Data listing

--- Begin ---

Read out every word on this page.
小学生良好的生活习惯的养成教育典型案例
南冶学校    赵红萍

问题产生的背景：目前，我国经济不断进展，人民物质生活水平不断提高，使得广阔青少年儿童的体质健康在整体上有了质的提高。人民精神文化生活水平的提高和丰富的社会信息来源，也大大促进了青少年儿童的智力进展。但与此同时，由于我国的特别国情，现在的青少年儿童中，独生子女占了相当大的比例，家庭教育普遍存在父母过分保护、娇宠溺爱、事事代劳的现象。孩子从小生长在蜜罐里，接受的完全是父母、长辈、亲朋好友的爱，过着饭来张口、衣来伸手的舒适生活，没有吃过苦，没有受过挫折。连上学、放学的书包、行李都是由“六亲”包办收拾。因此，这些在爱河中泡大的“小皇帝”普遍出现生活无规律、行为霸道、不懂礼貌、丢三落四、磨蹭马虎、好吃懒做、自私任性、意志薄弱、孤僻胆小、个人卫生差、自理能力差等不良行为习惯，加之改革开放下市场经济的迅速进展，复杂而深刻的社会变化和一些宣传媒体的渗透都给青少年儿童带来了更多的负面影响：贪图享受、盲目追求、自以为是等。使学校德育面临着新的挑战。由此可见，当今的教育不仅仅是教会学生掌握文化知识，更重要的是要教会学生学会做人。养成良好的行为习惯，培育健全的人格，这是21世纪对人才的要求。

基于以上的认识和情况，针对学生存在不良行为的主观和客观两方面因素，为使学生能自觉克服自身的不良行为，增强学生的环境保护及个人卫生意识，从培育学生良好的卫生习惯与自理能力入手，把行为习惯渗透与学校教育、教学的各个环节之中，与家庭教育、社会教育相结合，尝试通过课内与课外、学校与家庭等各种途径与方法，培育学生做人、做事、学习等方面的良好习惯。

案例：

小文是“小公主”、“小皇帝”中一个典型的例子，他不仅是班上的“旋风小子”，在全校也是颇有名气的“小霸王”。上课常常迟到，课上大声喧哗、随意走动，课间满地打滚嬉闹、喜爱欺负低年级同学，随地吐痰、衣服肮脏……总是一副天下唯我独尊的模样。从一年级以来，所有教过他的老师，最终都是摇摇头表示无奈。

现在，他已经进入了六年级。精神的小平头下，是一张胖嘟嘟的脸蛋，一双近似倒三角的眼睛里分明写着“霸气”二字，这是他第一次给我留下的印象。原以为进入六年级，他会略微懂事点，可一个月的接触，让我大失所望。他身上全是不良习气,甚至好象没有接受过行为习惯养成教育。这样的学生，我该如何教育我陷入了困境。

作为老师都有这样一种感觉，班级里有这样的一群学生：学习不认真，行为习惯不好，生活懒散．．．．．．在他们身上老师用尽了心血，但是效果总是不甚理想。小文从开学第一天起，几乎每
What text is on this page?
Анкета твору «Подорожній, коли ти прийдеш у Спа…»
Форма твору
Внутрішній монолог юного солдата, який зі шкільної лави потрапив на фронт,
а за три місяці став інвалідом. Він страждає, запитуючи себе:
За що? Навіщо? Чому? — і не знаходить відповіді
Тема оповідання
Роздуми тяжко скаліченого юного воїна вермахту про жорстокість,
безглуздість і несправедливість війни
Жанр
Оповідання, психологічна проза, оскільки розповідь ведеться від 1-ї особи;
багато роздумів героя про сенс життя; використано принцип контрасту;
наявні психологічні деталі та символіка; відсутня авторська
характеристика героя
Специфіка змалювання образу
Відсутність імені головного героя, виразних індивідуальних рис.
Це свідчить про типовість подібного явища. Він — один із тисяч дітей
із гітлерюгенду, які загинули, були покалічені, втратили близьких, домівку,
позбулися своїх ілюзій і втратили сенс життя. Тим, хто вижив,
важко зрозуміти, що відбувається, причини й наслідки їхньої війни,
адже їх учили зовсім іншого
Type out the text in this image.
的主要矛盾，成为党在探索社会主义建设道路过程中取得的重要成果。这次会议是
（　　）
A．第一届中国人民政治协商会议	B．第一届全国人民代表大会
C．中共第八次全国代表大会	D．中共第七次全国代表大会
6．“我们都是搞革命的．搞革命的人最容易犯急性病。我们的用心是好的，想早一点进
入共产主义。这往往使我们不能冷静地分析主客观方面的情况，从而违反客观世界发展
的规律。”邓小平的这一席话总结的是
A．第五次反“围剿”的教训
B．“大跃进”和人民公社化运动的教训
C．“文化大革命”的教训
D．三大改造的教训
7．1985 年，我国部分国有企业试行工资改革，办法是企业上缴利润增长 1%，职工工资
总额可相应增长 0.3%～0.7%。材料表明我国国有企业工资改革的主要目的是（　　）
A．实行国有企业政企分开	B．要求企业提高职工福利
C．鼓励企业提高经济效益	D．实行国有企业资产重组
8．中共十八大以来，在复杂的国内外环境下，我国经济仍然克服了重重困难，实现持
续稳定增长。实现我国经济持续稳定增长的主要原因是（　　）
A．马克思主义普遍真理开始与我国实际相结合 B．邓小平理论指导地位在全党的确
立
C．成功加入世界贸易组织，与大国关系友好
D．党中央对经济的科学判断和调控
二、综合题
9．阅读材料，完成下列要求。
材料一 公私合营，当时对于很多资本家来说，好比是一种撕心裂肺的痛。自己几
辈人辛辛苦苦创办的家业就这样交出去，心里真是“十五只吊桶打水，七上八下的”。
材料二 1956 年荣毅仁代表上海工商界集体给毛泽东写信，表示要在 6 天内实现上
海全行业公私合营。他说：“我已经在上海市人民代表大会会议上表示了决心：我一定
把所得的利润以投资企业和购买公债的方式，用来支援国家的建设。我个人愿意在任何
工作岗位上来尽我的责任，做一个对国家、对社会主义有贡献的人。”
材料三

--- End ---

[TO DO] Copy out every entry again, exactly as it was given.

[ANSWER TO THE PROBLEM]
Read out every word on this page.
小学生良好的生活习惯的养成教育典型案例
南冶学校    赵红萍

问题产生的背景：目前，我国经济不断进展，人民物质生活水平不断提高，使得广阔青少年儿童的体质健康在整体上有了质的提高。人民精神文化生活水平的提高和丰富的社会信息来源，也大大促进了青少年儿童的智力进展。但与此同时，由于我国的特别国情，现在的青少年儿童中，独生子女占了相当大的比例，家庭教育普遍存在父母过分保护、娇宠溺爱、事事代劳的现象。孩子从小生长在蜜罐里，接受的完全是父母、长辈、亲朋好友的爱，过着饭来张口、衣来伸手的舒适生活，没有吃过苦，没有受过挫折。连上学、放学的书包、行李都是由“六亲”包办收拾。因此，这些在爱河中泡大的“小皇帝”普遍出现生活无规律、行为霸道、不懂礼貌、丢三落四、磨蹭马虎、好吃懒做、自私任性、意志薄弱、孤僻胆小、个人卫生差、自理能力差等不良行为习惯，加之改革开放下市场经济的迅速进展，复杂而深刻的社会变化和一些宣传媒体的渗透都给青少年儿童带来了更多的负面影响：贪图享受、盲目追求、自以为是等。使学校德育面临着新的挑战。由此可见，当今的教育不仅仅是教会学生掌握文化知识，更重要的是要教会学生学会做人。养成良好的行为习惯，培育健全的人格，这是21世纪对人才的要求。

基于以上的认识和情况，针对学生存在不良行为的主观和客观两方面因素，为使学生能自觉克服自身的不良行为，增强学生的环境保护及个人卫生意识，从培育学生良好的卫生习惯与自理能力入手，把行为习惯渗透与学校教育、教学的各个环节之中，与家庭教育、社会教育相结合，尝试通过课内与课外、学校与家庭等各种途径与方法，培育学生做人、做事、学习等方面的良好习惯。

案例：

小文是“小公主”、“小皇帝”中一个典型的例子，他不仅是班上的“旋风小子”，在全校也是颇有名气的“小霸王”。上课常常迟到，课上大声喧哗、随意走动，课间满地打滚嬉闹、喜爱欺负低年级同学，随地吐痰、衣服肮脏……总是一副天下唯我独尊的模样。从一年级以来，所有教过他的老师，最终都是摇摇头表示无奈。

现在，他已经进入了六年级。精神的小平头下，是一张胖嘟嘟的脸蛋，一双近似倒三角的眼睛里分明写着“霸气”二字，这是他第一次给我留下的印象。原以为进入六年级，他会略微懂事点，可一个月的接触，让我大失所望。他身上全是不良习气,甚至好象没有接受过行为习惯养成教育。这样的学生，我该如何教育我陷入了困境。

作为老师都有这样一种感觉，班级里有这样的一群学生：学习不认真，行为习惯不好，生活懒散．．．．．．在他们身上老师用尽了心血，但是效果总是不甚理想。小文从开学第一天起，几乎每
What text is on this page?
Анкета твору «Подорожній, коли ти прийдеш у Спа…»
Форма твору
Внутрішній монолог юного солдата, який зі шкільної лави потрапив на фронт,
а за три місяці став інвалідом. Він страждає, запитуючи себе:
За що? Навіщо? Чому? — і не знаходить відповіді
Тема оповідання
Роздуми тяжко скаліченого юного воїна вермахту про жорстокість,
безглуздість і несправедливість війни
Жанр
Оповідання, психологічна проза, оскільки розповідь ведеться від 1-ї особи;
багато роздумів героя про сенс життя; використано принцип контрасту;
наявні психологічні деталі та символіка; відсутня авторська
характеристика героя
Специфіка змалювання образу
Відсутність імені головного героя, виразних індивідуальних рис.
Це свідчить про типовість подібного явища. Він — один із тисяч дітей
із гітлерюгенду, які загинули, були покалічені, втратили близьких, домівку,
позбулися своїх ілюзій і втратили сенс життя. Тим, хто вижив,
важко зрозуміти, що відбувається, причини й наслідки їхньої війни,
адже їх учили зовсім іншого
Type out the text in this image.
的主要矛盾，成为党在探索社会主义建设道路过程中取得的重要成果。这次会议是
（　　）
A．第一届中国人民政治协商会议	B．第一届全国人民代表大会
C．中共第八次全国代表大会	D．中共第七次全国代表大会
6．“我们都是搞革命的．搞革命的人最容易犯急性病。我们的用心是好的，想早一点进
入共产主义。这往往使我们不能冷静地分析主客观方面的情况，从而违反客观世界发展
的规律。”邓小平的这一席话总结的是
A．第五次反“围剿”的教训
B．“大跃进”和人民公社化运动的教训
C．“文化大革命”的教训
D．三大改造的教训
7．1985 年，我国部分国有企业试行工资改革，办法是企业上缴利润增长 1%，职工工资
总额可相应增长 0.3%～0.7%。材料表明我国国有企业工资改革的主要目的是（　　）
A．实行国有企业政企分开	B．要求企业提高职工福利
C．鼓励企业提高经济效益	D．实行国有企业资产重组
8．中共十八大以来，在复杂的国内外环境下，我国经济仍然克服了重重困难，实现持
续稳定增长。实现我国经济持续稳定增长的主要原因是（　　）
A．马克思主义普遍真理开始与我国实际相结合 B．邓小平理论指导地位在全党的确
立
C．成功加入世界贸易组织，与大国关系友好
D．党中央对经济的科学判断和调控
二、综合题
9．阅读材料，完成下列要求。
材料一 公私合营，当时对于很多资本家来说，好比是一种撕心裂肺的痛。自己几
辈人辛辛苦苦创办的家业就这样交出去，心里真是“十五只吊桶打水，七上八下的”。
材料二 1956 年荣毅仁代表上海工商界集体给毛泽东写信，表示要在 6 天内实现上
海全行业公私合营。他说：“我已经在上海市人民代表大会会议上表示了决心：我一定
把所得的利润以投资企业和购买公债的方式，用来支援国家的建设。我个人愿意在任何
工作岗位上来尽我的责任，做一个对国家、对社会主义有贡献的人。”
材料三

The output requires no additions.